▶ Exercise: Print all of the data exactly.

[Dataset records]

..........

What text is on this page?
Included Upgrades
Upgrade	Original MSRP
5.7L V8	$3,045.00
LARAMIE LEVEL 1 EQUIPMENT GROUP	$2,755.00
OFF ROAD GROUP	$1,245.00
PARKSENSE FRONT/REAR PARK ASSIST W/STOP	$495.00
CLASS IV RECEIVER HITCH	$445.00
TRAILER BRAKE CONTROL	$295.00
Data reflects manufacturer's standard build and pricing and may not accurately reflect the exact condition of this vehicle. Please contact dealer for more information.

..........

▶ The result:
What text is on this page?
Included Upgrades
Upgrade	Original MSRP
5.7L V8	$3,045.00
LARAMIE LEVEL 1 EQUIPMENT GROUP	$2,755.00
OFF ROAD GROUP	$1,245.00
PARKSENSE FRONT/REAR PARK ASSIST W/STOP	$495.00
CLASS IV RECEIVER HITCH	$445.00
TRAILER BRAKE CONTROL	$295.00
Data reflects manufacturer's standard build and pricing and may not accurately reflect the exact condition of this vehicle. Please contact dealer for more information.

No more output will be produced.